SET TASK 1: In the PAL NES video thread, how many pixels does the PPU have in a whole scanline?
SET TASK 2: Please say whether each statement agrees with the PAL NES video thread, answering yes or no and quoting the deciding words: (a) red and green appeared swapped in the picture; (b) 200 of the PPU's scanline pixels are video; (c) the poster worked at a repair shop in the early 90s.
SET TASK 3: Write what comes next in the PAL NES video thread, picking up after its final sentence.

I set phase 8 as color burst (according this) and get this:
As you can see, red and green is swapped. And I don't know why. All phases are correct - I tested it with logic analyzer. Any thoughts?
I guess I know... Need to check it out.
BT.601 says that both NTSC and PAL content can be captured at 13.5MHz. At this rate, the sampled pixels on NTSC are slightly narrow (10:11 PAR, i.e. when displayed on a computer monitor with square pixels it'll look too wide), and the sampled pixels on PAL are slightly wide (59:54, roughly 12:11, i.e. when displayed on a computer monitor with square pixels it'll look too narrow).
Given BT.470 (which says the PAL pixels are "square" at a sample rate of 14.75MHz), the PAL NES PAR should be ≈1.4, and the PAL NES DAR should be ≈1.5.
So, for BW 576i in 48us active time can be shown 48/(1/5,5)=264 elements which equvivalent 528 pixels. And it will be signifant less with PAL encoding. But there one importing thing: it is not alligned to any time slot. CRT has "pixels" as luminophore, but they much smaller than signal can pass. Especially for BW CRTs, they "pixels" so small that only beam focus is matters.
Oversampling in digital TVs and TV tuners at 13,5MHz or higher is matters only for color subcarrier capture, otherwise it can't be able to restore right colors. But it produce higher "resolution" for analog signal: 48/(1/13,5)=648 elements or 1296 "pixels".
48us active time in scanline is useful area, with "overscan", which is obiously not exists, it all about how TVs can support TV standard. Early TVs without raster stabilizer and curve CRT edges cropped active time to have some reserve. Latest CRT TVs is so modern, so they can reach this time almost without any artefacts. I remeber one commercial at late 90's about japan TV which allow to see "hidden" parts of picture. With modern digital LCD TVs it is all senseless. But still supported by manufacturer.
So, quite long post. In conclusion, PAL Dendy (famiclone) and seems like PAL NES to can't have square pixels. I clearly remeber that by this scene from Bucky O'Hare:
On my 4:3 61cm TV it was vertically shrunk and horizontally stretched. At that time (early 90s) I worked at repair shop and was able to fine adjust of my TV. It almost hasn't any overscan (raster stabilizer was able to hold size within 2..3mm swing for 61cm size).
Beside, not 256x224 nor 256x240 can't have square pixels on 4:3 TV (and 16:9 especially). I know that because I participated in BreakNES project. PPU has 341 pixels in whole scanline (with blanking and sync). And only 256 is video. So, only 341-256=85 left for HSync and HBlank. And within 64us scanline for PAL, 16us (4+4+8) is for HSync and HBlank. Now, watch the hands:
That why PPU crop some pixels at left and right.
Here is my decodes:HardWareMan wrote:Ok. Here two records, converted to B/W picture (warning: huge sizes).
500MHz sample rate
(OLD BUGGED: https://imgur.com/a/5FVak U&V swaped at the same time R,B swapped in saving routine causing error to be hidden)
bug was found while checking magnitudes of UV for same luma of decoded output.

RECORDED DATA:
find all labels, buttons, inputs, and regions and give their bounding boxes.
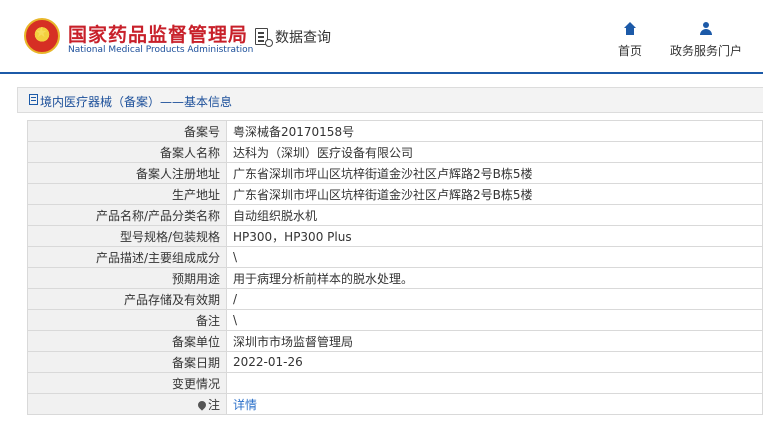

...

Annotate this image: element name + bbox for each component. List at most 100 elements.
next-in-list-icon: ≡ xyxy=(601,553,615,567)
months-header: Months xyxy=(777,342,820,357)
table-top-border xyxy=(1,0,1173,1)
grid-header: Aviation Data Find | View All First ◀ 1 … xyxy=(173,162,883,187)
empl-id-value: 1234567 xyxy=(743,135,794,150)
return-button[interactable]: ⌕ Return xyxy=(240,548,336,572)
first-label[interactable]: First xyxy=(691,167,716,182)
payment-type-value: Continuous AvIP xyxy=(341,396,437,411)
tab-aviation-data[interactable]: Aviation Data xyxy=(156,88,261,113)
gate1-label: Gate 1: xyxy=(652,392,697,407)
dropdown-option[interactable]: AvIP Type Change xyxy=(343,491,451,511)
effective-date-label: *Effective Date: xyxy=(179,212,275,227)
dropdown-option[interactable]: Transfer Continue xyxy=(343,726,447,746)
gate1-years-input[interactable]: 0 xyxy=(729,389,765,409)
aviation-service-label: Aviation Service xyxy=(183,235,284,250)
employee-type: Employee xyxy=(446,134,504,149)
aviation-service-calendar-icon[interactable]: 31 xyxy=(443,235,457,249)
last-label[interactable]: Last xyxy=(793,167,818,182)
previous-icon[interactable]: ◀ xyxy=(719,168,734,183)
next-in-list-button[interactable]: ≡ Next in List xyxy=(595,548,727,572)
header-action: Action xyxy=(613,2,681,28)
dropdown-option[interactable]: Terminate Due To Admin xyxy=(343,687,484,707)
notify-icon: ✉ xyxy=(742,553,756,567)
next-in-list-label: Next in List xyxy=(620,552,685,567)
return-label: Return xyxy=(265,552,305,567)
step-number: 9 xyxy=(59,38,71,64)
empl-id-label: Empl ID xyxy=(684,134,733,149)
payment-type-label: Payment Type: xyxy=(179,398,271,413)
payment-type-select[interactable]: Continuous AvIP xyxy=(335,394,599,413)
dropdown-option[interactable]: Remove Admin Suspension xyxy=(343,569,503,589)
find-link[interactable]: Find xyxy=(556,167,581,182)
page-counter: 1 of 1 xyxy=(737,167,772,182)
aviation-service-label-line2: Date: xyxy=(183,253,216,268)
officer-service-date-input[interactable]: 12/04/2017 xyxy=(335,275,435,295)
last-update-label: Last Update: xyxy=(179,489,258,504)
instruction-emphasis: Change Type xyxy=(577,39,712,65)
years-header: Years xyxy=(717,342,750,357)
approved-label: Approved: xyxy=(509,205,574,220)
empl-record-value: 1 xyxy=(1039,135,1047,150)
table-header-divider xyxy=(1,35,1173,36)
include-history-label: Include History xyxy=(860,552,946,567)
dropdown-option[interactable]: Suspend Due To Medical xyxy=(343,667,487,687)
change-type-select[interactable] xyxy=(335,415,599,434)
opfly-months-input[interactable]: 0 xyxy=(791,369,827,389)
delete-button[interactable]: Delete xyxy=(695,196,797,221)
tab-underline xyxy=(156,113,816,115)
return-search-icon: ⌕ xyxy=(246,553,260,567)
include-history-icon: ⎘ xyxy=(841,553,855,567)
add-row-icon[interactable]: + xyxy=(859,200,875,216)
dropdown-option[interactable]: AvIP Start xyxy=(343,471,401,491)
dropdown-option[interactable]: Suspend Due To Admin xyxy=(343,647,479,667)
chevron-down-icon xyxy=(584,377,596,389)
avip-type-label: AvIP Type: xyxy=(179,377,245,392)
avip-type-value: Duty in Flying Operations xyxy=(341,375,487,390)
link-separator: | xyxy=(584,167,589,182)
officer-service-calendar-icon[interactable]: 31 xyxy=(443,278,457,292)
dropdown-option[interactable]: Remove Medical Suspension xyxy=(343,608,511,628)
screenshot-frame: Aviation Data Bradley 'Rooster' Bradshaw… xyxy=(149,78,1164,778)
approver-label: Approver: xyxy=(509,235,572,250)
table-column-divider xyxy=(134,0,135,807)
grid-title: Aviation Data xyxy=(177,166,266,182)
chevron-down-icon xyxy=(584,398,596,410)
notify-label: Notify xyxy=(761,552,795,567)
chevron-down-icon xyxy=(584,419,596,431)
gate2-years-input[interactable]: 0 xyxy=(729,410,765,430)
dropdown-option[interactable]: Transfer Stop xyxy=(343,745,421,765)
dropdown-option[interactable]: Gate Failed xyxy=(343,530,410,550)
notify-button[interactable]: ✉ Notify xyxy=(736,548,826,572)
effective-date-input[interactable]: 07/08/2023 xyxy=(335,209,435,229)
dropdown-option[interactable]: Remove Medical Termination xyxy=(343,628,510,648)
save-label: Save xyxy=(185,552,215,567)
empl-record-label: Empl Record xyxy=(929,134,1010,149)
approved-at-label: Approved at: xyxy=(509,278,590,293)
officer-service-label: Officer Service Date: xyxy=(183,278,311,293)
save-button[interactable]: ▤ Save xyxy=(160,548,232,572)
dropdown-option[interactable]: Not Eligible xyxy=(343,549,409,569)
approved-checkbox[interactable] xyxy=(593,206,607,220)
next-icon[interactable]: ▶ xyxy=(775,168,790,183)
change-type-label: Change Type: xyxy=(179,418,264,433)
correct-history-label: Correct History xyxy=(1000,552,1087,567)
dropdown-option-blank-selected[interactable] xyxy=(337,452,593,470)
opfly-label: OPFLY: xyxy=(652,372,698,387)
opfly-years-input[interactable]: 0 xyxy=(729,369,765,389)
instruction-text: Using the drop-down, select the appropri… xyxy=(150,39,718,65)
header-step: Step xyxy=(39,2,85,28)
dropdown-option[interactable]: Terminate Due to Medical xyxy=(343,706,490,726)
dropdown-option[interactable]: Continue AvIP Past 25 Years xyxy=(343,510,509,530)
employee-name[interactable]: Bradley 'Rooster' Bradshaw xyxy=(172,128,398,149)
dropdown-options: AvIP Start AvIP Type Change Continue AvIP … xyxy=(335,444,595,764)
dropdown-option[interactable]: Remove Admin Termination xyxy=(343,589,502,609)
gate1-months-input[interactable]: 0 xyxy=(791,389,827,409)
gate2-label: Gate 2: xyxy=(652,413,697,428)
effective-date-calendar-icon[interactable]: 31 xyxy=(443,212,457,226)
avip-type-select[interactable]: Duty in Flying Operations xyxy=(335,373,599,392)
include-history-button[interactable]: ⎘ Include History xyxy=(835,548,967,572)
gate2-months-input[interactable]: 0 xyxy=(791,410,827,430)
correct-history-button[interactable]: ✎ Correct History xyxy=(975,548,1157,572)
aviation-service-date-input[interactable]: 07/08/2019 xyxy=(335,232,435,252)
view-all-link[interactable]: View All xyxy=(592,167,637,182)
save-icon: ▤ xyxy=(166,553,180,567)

--

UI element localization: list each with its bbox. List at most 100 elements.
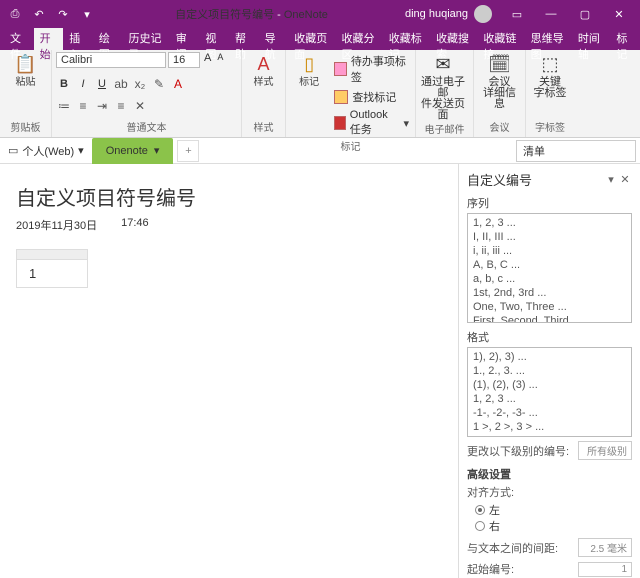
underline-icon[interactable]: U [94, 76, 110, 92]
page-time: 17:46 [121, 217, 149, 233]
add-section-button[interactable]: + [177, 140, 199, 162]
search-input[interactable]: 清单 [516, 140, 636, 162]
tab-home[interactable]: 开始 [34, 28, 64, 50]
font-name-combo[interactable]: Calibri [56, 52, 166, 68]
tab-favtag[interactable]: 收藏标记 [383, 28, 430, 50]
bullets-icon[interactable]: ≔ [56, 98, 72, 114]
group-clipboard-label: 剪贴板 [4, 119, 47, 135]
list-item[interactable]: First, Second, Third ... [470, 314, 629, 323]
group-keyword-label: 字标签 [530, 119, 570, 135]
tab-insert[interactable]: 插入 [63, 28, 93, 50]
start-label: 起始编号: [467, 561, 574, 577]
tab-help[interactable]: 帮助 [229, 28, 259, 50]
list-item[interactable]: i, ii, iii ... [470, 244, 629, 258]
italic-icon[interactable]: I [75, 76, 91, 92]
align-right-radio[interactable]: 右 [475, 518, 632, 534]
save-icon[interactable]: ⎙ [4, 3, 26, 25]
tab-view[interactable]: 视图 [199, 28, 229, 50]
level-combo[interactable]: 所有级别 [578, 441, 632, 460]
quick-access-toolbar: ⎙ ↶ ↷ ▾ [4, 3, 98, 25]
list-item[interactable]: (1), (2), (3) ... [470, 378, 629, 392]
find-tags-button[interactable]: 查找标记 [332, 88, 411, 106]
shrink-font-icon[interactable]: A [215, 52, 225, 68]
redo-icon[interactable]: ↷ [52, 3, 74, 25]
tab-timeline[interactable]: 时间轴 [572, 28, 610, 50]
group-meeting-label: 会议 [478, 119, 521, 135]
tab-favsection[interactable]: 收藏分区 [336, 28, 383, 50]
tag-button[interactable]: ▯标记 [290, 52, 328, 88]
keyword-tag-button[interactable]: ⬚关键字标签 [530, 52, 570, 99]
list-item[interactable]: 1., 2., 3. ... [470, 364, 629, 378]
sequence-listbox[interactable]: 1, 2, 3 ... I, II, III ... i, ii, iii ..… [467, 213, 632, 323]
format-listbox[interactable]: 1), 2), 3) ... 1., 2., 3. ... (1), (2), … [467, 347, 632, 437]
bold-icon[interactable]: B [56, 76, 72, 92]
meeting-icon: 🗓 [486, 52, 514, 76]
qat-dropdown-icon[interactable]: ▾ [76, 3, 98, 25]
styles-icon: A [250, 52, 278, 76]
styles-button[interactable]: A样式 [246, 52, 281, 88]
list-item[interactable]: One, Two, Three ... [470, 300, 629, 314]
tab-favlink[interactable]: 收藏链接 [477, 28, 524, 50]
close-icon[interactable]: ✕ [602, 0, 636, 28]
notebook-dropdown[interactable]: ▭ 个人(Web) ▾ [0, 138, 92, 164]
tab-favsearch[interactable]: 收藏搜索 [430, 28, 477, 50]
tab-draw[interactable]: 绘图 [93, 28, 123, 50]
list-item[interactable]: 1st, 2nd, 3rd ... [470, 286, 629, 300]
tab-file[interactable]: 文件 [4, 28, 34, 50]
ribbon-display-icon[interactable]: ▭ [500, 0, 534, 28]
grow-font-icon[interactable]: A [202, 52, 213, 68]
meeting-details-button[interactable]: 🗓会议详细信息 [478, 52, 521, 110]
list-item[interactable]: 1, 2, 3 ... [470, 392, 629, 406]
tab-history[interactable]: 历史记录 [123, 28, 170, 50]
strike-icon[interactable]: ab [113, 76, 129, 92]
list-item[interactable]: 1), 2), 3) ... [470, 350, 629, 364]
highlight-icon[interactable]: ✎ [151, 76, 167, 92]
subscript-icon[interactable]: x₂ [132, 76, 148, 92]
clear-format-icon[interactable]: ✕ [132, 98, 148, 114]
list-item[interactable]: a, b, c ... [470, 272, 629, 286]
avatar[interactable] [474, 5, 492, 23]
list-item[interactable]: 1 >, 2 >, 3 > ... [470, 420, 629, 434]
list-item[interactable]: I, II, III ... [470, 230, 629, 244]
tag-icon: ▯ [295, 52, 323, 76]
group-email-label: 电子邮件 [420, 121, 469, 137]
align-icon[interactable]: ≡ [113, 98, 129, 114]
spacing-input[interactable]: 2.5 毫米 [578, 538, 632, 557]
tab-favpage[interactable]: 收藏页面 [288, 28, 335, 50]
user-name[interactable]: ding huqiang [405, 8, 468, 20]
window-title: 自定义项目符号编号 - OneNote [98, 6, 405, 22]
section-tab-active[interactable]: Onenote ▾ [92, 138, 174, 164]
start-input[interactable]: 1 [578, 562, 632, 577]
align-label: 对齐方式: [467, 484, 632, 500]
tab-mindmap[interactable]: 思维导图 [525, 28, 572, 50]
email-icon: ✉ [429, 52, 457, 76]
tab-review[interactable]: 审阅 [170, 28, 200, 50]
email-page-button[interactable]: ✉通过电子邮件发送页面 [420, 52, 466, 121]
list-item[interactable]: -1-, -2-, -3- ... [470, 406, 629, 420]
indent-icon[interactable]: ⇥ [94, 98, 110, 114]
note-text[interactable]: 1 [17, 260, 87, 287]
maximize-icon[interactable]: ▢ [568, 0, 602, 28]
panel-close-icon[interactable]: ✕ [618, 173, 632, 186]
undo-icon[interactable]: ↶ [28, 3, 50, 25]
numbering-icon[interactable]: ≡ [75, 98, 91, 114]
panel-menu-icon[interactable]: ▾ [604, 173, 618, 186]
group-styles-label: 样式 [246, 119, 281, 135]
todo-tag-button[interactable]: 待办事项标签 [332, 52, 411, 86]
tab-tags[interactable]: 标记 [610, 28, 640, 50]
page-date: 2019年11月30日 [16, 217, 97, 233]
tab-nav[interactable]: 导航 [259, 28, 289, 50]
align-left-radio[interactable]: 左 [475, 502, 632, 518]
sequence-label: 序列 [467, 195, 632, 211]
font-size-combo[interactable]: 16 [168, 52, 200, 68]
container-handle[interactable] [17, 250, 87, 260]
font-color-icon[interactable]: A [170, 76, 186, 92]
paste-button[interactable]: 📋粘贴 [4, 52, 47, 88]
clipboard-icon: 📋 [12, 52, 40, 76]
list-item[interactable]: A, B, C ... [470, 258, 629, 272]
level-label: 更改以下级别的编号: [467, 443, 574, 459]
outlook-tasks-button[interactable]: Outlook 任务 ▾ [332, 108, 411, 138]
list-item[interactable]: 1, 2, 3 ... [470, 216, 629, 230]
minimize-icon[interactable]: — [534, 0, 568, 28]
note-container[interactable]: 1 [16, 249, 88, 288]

TASK RESULT 1: 341 pixels, counting blanking and sync.

TASK RESULT 2:
(a) Yes: "red and green is swapped"
(b) No: "And only 256 is video."
(c) Yes: "At that time (early 90s) I worked at repair shop"

TASK RESULT 3:
Decode done in basic mode. Simple Low pass approach, and sync with burst for fixed pixel range.
Burst frequency assumed to be: 4.43361875 MHz.
Pixel frequency assumed to be: 500 MHz
Formula used to convert RGB from png into IRE:
thus, 0 IRE is 0x33 byte. From high level of burst (20 IRE) to sync level (-40 IRE), considered to be 0x5D,
so delta in 60 IRE = 0x5D delta in png.
composite: N - signal in png; luma: Y = lowpass(N); chroma is detected by lowpass of multiplication (without pre-highpass of N).
svideo: same as composite but Y = N (no lowpass).
comb filter: hue averaging for adjacent lines.
hue rotation correction: after digging into "why hue slightly differ for adjacent lines", it was detected effect discussed below. This is correction provided below.
In provided dump there is some HUE artifacts.
According to what we know about internals of PPU, there are 12 different phases, with 30 degrees step.
and subcarrier is generated by alternating of HIGH and LOW for selected luma.
this means, that HUE can't drift from 30 degrees step...
but in signal there is drift less than 30 degrees, it means that there is analog stuff which make phase drift.
after some investigation (took for me two days of headache), it was determined that most of drift is caused by luma levels.
luma 0 is considered as "without drift", then
luma 1 has drift ~3.8 degrees
luma 2 has drift ~3.8*2 degrees
luma 3 has drift ~3.8*3 degrees
and drift changes sign by each line, similarly to phase alternation of PAL.
this means, that probably it's so called phase delay.
but for linear filters, we use bode plot to show phase delay, but in bode plot phase delay depends on frequency.
here is different case, it depends on voltage, either highest voltage, or average voltage.
Because luma 3 has tiny amplitude, similar to luma 0. If drift would depend on amplitude of oscilation,
it would be similar drift for luma 3 and for luma 0, but NOPE. Luma 3 has biggest drift.
All degrees here is phase of oscilation in signal. In other words, it's angle in axis V*0.877 and U*0.493.
Even though I call it "HUE rotation", it's in V*0.877 U*0.493 space, phases of oscilation.
My correction has a bit more precise values, it uses table:
Code: Select all
0 0 0.0651628589 0.065681 0.1157002756 0.11697625 0.2222102756 0.2225894167
There is also other kind of hue drift, that's why "best" correction result still has some hue artifacts.
By "best" correction I mean: composite+hue rotation correction+comb filter.
Here is table for those who interested in investigation hue effects.
amplitude: half of amplitude of oscilation.
phase: in radians from burst, without any fix for even/odd lines.
same here, radians is phase of oscilation in signal. In other words, it's angle in axis V*0.877 and U*0.493.
middle: middle value.
amplitude & middle is in IRE/100 units. i.e. 100 is 1.0
btw, burst half amplitude is 0.105919 0.107037 (even, odd)
and burst middle level is 0.077083 0.072939 (even, odd)
table has 16*4 rows. to understand what single row mean...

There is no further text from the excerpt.